Every entry below should be repeated exactly; the pictures should not.

# SUPPLIED INFORMATION start

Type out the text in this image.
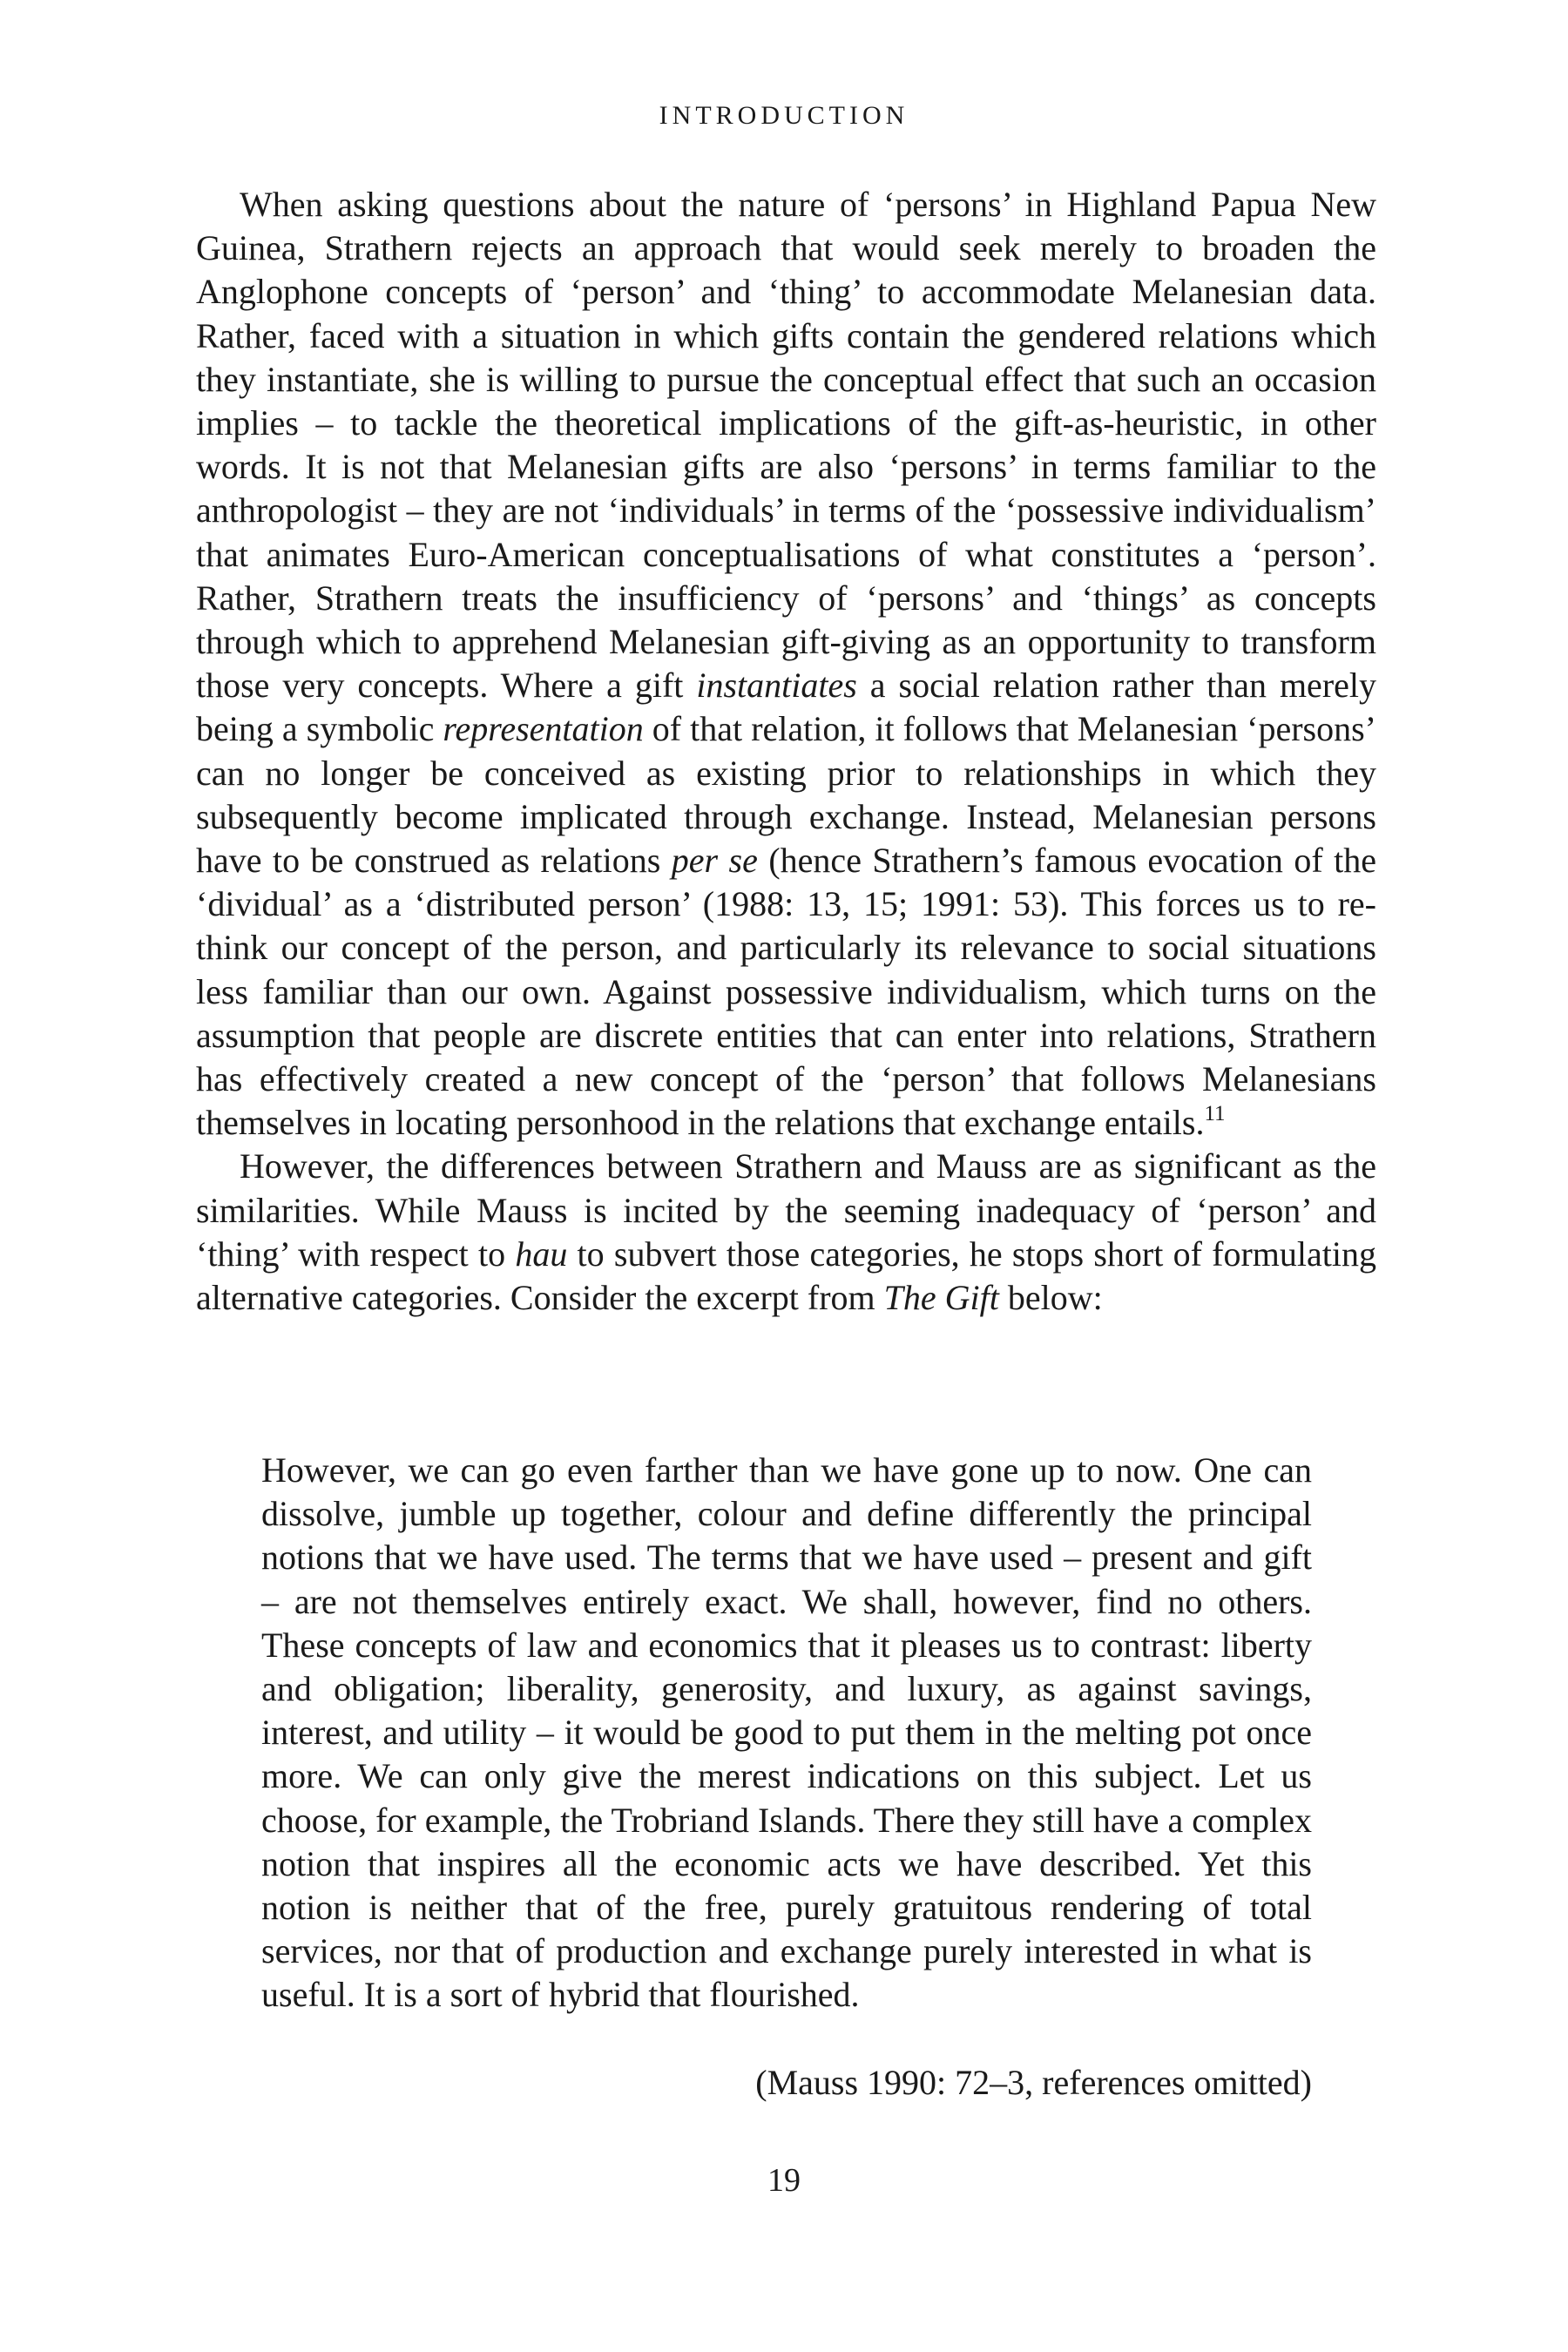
INTRODUCTION

When asking questions about the nature of ‘persons’ in Highland Papua New Guinea, Strathern rejects an approach that would seek merely to broaden the Anglophone concepts of ‘person’ and ‘thing’ to accommodate Melanesian data. Rather, faced with a situation in which gifts contain the gendered relations which they instantiate, she is willing to pursue the conceptual effect that such an occasion implies – to tackle the theoretical implications of the gift-as-heuristic, in other words. It is not that Melanesian gifts are also ‘persons’ in terms familiar to the anthropologist – they are not ‘individuals’ in terms of the ‘possessive individualism’ that animates Euro-American conceptualisations of what constitutes a ‘person’. Rather, Strathern treats the insufficiency of ‘persons’ and ‘things’ as concepts through which to apprehend Melanesian gift-giving as an opportunity to transform those very concepts. Where a gift instantiates a social relation rather than merely being a symbolic representation of that relation, it follows that Melanesian ‘persons’ can no longer be conceived as existing prior to relationships in which they subsequently become implicated through exchange. Instead, Melanesian persons have to be construed as relations per se (hence Strathern’s famous evocation of the ‘dividual’ as a ‘distributed person’ (1988: 13, 15; 1991: 53). This forces us to re-think our concept of the person, and particularly its relevance to social situations less familiar than our own. Against possessive individualism, which turns on the assumption that people are discrete entities that can enter into relations, Strathern has effectively created a new concept of the ‘person’ that follows Melanesians themselves in locating personhood in the relations that exchange entails.$^{11}$

However, the differences between Strathern and Mauss are as significant as the similarities. While Mauss is incited by the seeming inadequacy of ‘person’ and ‘thing’ with respect to hau to subvert those categories, he stops short of formulating alternative categories. Consider the excerpt from The Gift below:

However, we can go even farther than we have gone up to now. One can dissolve, jumble up together, colour and define differently the principal notions that we have used. The terms that we have used – present and gift – are not themselves entirely exact. We shall, however, find no others. These concepts of law and economics that it pleases us to contrast: liberty and obligation; liberality, generosity, and luxury, as against savings, interest, and utility – it would be good to put them in the melting pot once more. We can only give the merest indications on this subject. Let us choose, for example, the Trobriand Islands. There they still have a complex notion that inspires all the economic acts we have described. Yet this notion is neither that of the free, purely gratuitous rendering of total services, nor that of production and exchange purely interested in what is useful. It is a sort of hybrid that flourished.

(Mauss 1990: 72–3, references omitted)
19
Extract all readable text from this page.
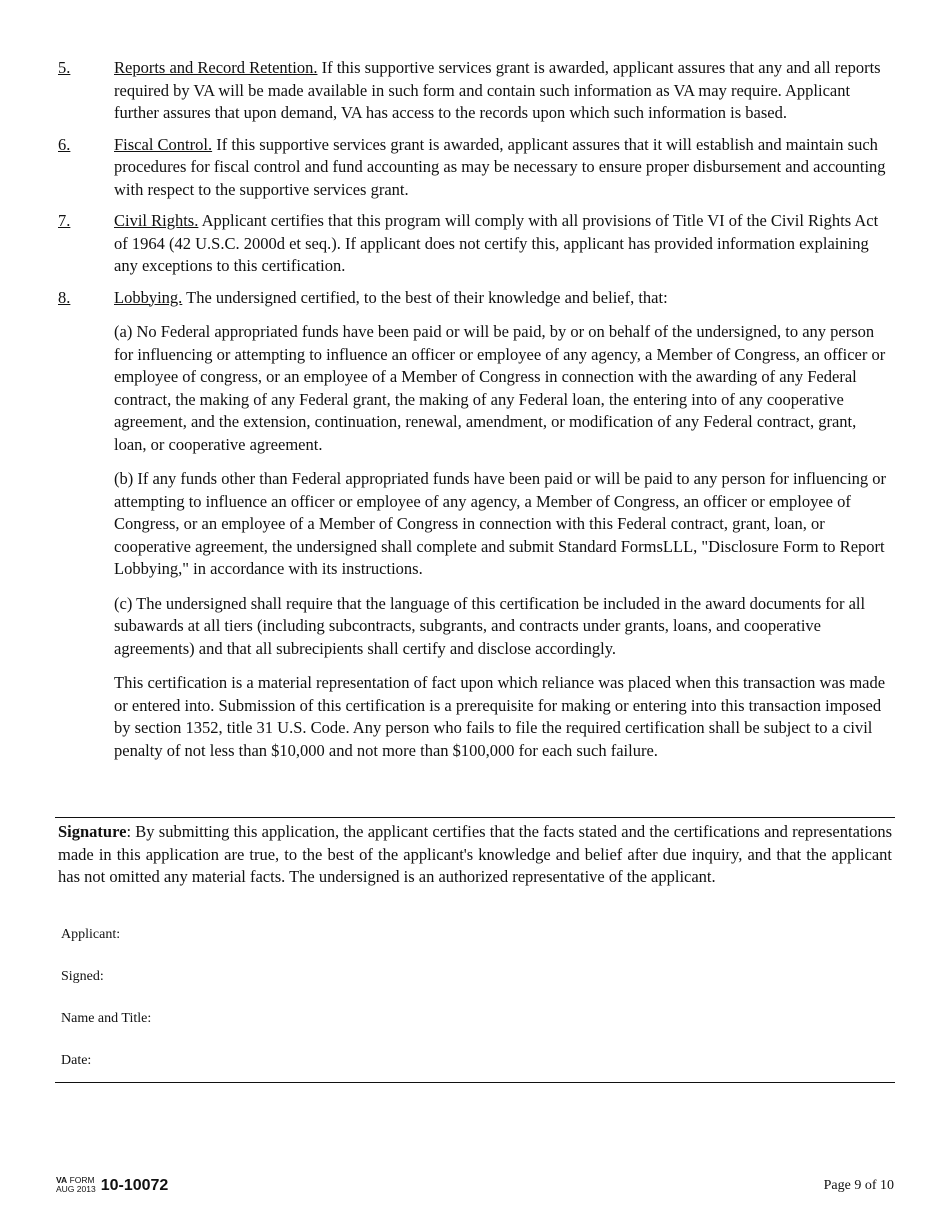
5.	Reports and Record Retention. If this supportive services grant is awarded, applicant assures that any and all reports required by VA will be made available in such form and contain such information as VA may require. Applicant further assures that upon demand, VA has access to the records upon which such information is based.
6.	Fiscal Control. If this supportive services grant is awarded, applicant assures that it will establish and maintain such procedures for fiscal control and fund accounting as may be necessary to ensure proper disbursement and accounting with respect to the supportive services grant.
7.	Civil Rights. Applicant certifies that this program will comply with all provisions of Title VI of the Civil Rights Act of 1964 (42 U.S.C. 2000d et seq.). If applicant does not certify this, applicant has provided information explaining any exceptions to this certification.
8.	Lobbying. The undersigned certified, to the best of their knowledge and belief, that:

(a) No Federal appropriated funds have been paid or will be paid, by or on behalf of the undersigned, to any person for influencing or attempting to influence an officer or employee of any agency, a Member of Congress, an officer or employee of congress, or an employee of a Member of Congress in connection with the awarding of any Federal contract, the making of any Federal grant, the making of any Federal loan, the entering into of any cooperative agreement, and the extension, continuation, renewal, amendment, or modification of any Federal contract, grant, loan, or cooperative agreement.

(b) If any funds other than Federal appropriated funds have been paid or will be paid to any person for influencing or attempting to influence an officer or employee of any agency, a Member of Congress, an officer or employee of Congress, or an employee of a Member of Congress in connection with this Federal contract, grant, loan, or cooperative agreement, the undersigned shall complete and submit Standard FormsLLL, "Disclosure Form to Report Lobbying," in accordance with its instructions.

(c) The undersigned shall require that the language of this certification be included in the award documents for all subawards at all tiers (including subcontracts, subgrants, and contracts under grants, loans, and cooperative agreements) and that all subrecipients shall certify and disclose accordingly.

This certification is a material representation of fact upon which reliance was placed when this transaction was made or entered into. Submission of this certification is a prerequisite for making or entering into this transaction imposed by section 1352, title 31 U.S. Code. Any person who fails to file the required certification shall be subject to a civil penalty of not less than $10,000 and not more than $100,000 for each such failure.

Signature: By submitting this application, the applicant certifies that the facts stated and the certifications and representations made in this application are true, to the best of the applicant's knowledge and belief after due inquiry, and that the applicant has not omitted any material facts. The undersigned is an authorized representative of the applicant.
Applicant:
Signed:
Name and Title:
Date:
VA FORM
AUG 2013 10-10072	Page 9 of 10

# SUPPLIED INFORMATION end

TASK ANSWER:
Type out the text in this image.
INTRODUCTION

When asking questions about the nature of ‘persons’ in Highland Papua New Guinea, Strathern rejects an approach that would seek merely to broaden the Anglophone concepts of ‘person’ and ‘thing’ to accommodate Melanesian data. Rather, faced with a situation in which gifts contain the gendered relations which they instantiate, she is willing to pursue the conceptual effect that such an occasion implies – to tackle the theoretical implications of the gift-as-heuristic, in other words. It is not that Melanesian gifts are also ‘persons’ in terms familiar to the anthropologist – they are not ‘individuals’ in terms of the ‘possessive individualism’ that animates Euro-American conceptualisations of what constitutes a ‘person’. Rather, Strathern treats the insufficiency of ‘persons’ and ‘things’ as concepts through which to apprehend Melanesian gift-giving as an opportunity to transform those very concepts. Where a gift instantiates a social relation rather than merely being a symbolic representation of that relation, it follows that Melanesian ‘persons’ can no longer be conceived as existing prior to relationships in which they subsequently become implicated through exchange. Instead, Melanesian persons have to be construed as relations per se (hence Strathern’s famous evocation of the ‘dividual’ as a ‘distributed person’ (1988: 13, 15; 1991: 53). This forces us to re-think our concept of the person, and particularly its relevance to social situations less familiar than our own. Against possessive individualism, which turns on the assumption that people are discrete entities that can enter into relations, Strathern has effectively created a new concept of the ‘person’ that follows Melanesians themselves in locating personhood in the relations that exchange entails.$^{11}$

However, the differences between Strathern and Mauss are as significant as the similarities. While Mauss is incited by the seeming inadequacy of ‘person’ and ‘thing’ with respect to hau to subvert those categories, he stops short of formulating alternative categories. Consider the excerpt from The Gift below:

However, we can go even farther than we have gone up to now. One can dissolve, jumble up together, colour and define differently the principal notions that we have used. The terms that we have used – present and gift – are not themselves entirely exact. We shall, however, find no others. These concepts of law and economics that it pleases us to contrast: liberty and obligation; liberality, generosity, and luxury, as against savings, interest, and utility – it would be good to put them in the melting pot once more. We can only give the merest indications on this subject. Let us choose, for example, the Trobriand Islands. There they still have a complex notion that inspires all the economic acts we have described. Yet this notion is neither that of the free, purely gratuitous rendering of total services, nor that of production and exchange purely interested in what is useful. It is a sort of hybrid that flourished.

(Mauss 1990: 72–3, references omitted)
19
Extract all readable text from this page.
5.	Reports and Record Retention. If this supportive services grant is awarded, applicant assures that any and all reports required by VA will be made available in such form and contain such information as VA may require. Applicant further assures that upon demand, VA has access to the records upon which such information is based.
6.	Fiscal Control. If this supportive services grant is awarded, applicant assures that it will establish and maintain such procedures for fiscal control and fund accounting as may be necessary to ensure proper disbursement and accounting with respect to the supportive services grant.
7.	Civil Rights. Applicant certifies that this program will comply with all provisions of Title VI of the Civil Rights Act of 1964 (42 U.S.C. 2000d et seq.). If applicant does not certify this, applicant has provided information explaining any exceptions to this certification.
8.	Lobbying. The undersigned certified, to the best of their knowledge and belief, that:

(a) No Federal appropriated funds have been paid or will be paid, by or on behalf of the undersigned, to any person for influencing or attempting to influence an officer or employee of any agency, a Member of Congress, an officer or employee of congress, or an employee of a Member of Congress in connection with the awarding of any Federal contract, the making of any Federal grant, the making of any Federal loan, the entering into of any cooperative agreement, and the extension, continuation, renewal, amendment, or modification of any Federal contract, grant, loan, or cooperative agreement.

(b) If any funds other than Federal appropriated funds have been paid or will be paid to any person for influencing or attempting to influence an officer or employee of any agency, a Member of Congress, an officer or employee of Congress, or an employee of a Member of Congress in connection with this Federal contract, grant, loan, or cooperative agreement, the undersigned shall complete and submit Standard FormsLLL, "Disclosure Form to Report Lobbying," in accordance with its instructions.

(c) The undersigned shall require that the language of this certification be included in the award documents for all subawards at all tiers (including subcontracts, subgrants, and contracts under grants, loans, and cooperative agreements) and that all subrecipients shall certify and disclose accordingly.

This certification is a material representation of fact upon which reliance was placed when this transaction was made or entered into. Submission of this certification is a prerequisite for making or entering into this transaction imposed by section 1352, title 31 U.S. Code. Any person who fails to file the required certification shall be subject to a civil penalty of not less than $10,000 and not more than $100,000 for each such failure.

Signature: By submitting this application, the applicant certifies that the facts stated and the certifications and representations made in this application are true, to the best of the applicant's knowledge and belief after due inquiry, and that the applicant has not omitted any material facts. The undersigned is an authorized representative of the applicant.
Applicant:
Signed:
Name and Title:
Date:
VA FORM
AUG 2013 10-10072	Page 9 of 10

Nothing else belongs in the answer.